To be done: Examine each line of the data. Copy those that contain the string "Parish".

+++

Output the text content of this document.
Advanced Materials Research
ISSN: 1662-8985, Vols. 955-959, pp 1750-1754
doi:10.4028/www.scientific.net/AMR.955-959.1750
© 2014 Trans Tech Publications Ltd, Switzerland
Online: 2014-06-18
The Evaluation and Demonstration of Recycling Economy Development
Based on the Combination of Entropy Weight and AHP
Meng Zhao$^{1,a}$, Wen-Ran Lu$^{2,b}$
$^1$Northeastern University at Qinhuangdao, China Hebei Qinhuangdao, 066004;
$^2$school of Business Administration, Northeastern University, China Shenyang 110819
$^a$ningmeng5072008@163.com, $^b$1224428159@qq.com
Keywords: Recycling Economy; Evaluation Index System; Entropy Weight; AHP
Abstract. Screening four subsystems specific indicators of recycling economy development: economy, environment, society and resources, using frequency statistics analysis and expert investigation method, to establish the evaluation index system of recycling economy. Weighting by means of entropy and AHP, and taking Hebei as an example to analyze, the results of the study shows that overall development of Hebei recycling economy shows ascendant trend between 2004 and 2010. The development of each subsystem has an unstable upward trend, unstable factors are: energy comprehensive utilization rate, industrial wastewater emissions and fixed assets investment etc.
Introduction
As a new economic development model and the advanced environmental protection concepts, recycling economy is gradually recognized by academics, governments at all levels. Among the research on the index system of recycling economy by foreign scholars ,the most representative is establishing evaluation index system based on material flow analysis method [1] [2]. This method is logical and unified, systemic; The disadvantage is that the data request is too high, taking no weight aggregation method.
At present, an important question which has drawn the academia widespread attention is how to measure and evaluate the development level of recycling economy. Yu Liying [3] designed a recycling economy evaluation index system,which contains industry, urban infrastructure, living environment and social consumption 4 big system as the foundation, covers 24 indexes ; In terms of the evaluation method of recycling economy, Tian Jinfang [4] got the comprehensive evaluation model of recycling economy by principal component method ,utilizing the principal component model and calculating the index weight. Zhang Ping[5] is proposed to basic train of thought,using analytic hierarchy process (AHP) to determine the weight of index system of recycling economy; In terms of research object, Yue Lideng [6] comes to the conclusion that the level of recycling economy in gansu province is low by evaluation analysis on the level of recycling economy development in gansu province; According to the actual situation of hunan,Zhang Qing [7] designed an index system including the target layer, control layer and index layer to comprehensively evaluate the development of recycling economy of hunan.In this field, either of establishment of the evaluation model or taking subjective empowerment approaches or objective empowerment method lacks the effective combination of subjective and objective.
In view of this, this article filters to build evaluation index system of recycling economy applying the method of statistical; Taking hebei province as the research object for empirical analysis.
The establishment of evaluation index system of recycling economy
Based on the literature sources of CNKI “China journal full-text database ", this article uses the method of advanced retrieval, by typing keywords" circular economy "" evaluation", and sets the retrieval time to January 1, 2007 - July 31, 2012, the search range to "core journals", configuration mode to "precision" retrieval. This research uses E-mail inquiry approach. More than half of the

+++

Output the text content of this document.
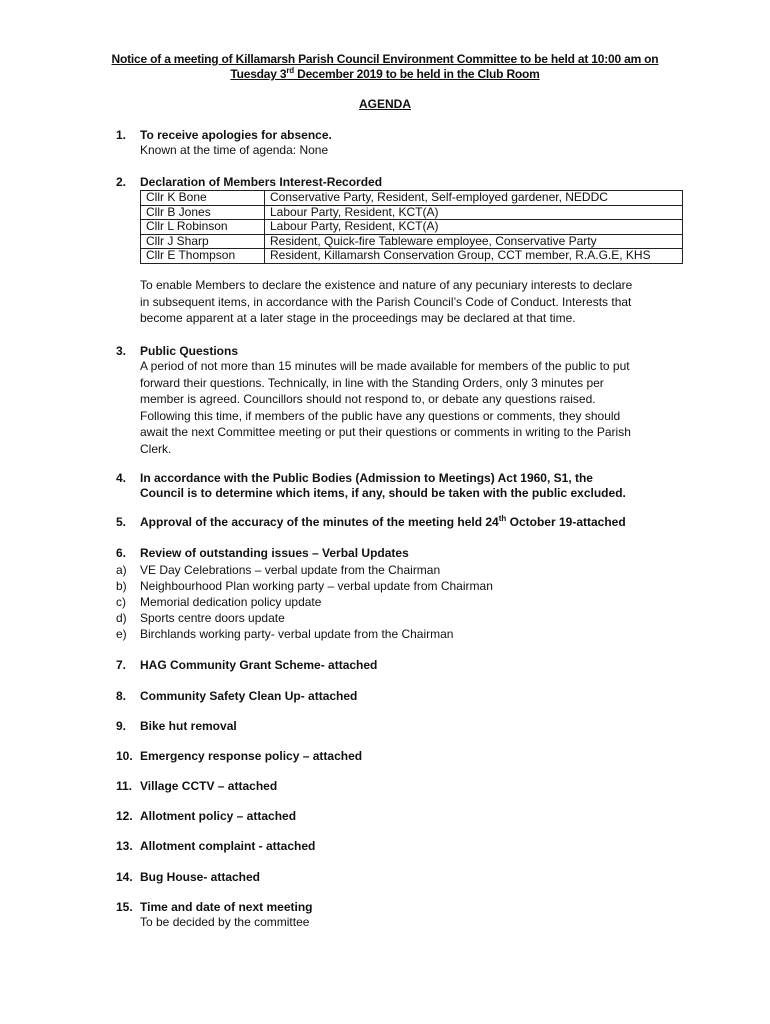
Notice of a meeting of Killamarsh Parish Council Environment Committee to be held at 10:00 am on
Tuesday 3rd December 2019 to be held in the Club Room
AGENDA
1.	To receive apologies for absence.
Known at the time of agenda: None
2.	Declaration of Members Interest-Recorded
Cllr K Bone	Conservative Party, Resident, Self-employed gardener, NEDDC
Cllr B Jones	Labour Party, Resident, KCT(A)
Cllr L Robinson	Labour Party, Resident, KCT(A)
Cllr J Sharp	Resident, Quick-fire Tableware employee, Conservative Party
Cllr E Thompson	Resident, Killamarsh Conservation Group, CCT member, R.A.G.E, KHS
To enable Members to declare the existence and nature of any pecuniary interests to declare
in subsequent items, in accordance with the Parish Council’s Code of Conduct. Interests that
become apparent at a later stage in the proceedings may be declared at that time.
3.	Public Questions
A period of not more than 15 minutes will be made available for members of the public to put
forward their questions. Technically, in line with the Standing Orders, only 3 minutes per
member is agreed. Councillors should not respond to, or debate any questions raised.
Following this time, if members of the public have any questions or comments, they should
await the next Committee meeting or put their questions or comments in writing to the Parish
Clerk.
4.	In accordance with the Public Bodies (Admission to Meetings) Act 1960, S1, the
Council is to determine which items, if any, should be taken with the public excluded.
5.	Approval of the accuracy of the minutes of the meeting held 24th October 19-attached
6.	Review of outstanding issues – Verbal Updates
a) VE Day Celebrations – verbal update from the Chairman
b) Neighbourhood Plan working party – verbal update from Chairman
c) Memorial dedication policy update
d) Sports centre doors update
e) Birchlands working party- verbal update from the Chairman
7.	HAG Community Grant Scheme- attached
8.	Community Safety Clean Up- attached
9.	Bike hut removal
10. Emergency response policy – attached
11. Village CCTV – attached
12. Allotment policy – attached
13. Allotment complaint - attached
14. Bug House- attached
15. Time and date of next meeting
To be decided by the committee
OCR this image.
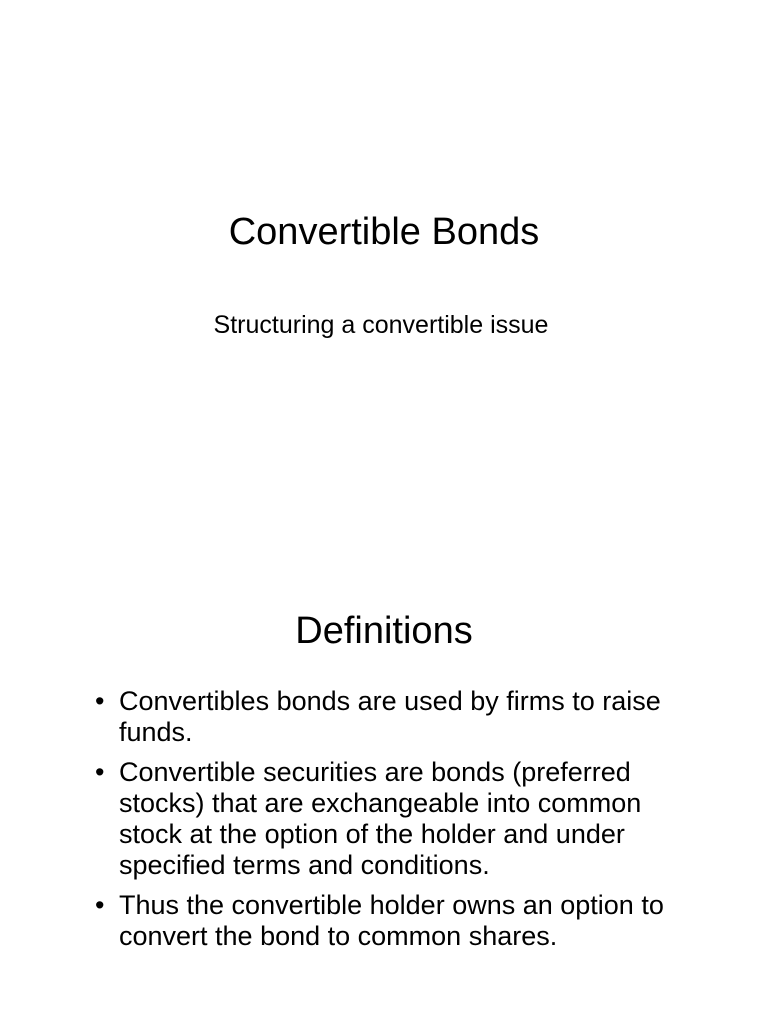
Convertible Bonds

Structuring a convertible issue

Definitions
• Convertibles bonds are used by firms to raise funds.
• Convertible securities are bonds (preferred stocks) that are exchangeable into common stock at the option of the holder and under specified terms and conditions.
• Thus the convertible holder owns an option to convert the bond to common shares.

+++

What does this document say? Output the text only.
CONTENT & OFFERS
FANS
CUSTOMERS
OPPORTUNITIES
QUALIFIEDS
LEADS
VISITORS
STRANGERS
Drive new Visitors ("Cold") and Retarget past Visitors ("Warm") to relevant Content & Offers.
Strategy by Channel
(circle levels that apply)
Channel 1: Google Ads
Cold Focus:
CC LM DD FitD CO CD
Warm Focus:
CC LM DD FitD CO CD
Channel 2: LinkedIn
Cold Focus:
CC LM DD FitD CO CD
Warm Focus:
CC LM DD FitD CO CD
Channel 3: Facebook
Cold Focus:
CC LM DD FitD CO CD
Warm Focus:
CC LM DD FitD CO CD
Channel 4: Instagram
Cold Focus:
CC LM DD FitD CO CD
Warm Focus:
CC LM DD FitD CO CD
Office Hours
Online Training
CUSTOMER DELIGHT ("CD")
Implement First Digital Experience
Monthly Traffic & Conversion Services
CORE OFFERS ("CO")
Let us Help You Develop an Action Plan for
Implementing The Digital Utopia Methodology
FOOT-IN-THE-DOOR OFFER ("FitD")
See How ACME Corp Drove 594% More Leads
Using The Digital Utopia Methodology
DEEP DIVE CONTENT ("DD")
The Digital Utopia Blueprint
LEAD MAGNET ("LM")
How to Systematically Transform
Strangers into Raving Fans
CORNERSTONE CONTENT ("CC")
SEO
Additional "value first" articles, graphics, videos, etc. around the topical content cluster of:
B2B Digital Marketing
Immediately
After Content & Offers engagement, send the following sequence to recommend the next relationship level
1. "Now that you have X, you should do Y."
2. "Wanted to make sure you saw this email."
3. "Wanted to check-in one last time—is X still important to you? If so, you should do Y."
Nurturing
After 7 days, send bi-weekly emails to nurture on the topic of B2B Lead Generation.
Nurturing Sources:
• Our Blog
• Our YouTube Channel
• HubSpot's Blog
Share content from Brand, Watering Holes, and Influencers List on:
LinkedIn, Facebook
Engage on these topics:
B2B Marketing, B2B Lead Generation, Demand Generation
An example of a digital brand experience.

+++

Response:
Notice of a meeting of Killamarsh Parish Council Environment Committee to be held at 10:00 am on
in subsequent items, in accordance with the Parish Council’s Code of Conduct. Interests that
await the next Committee meeting or put their questions or comments in writing to the Parish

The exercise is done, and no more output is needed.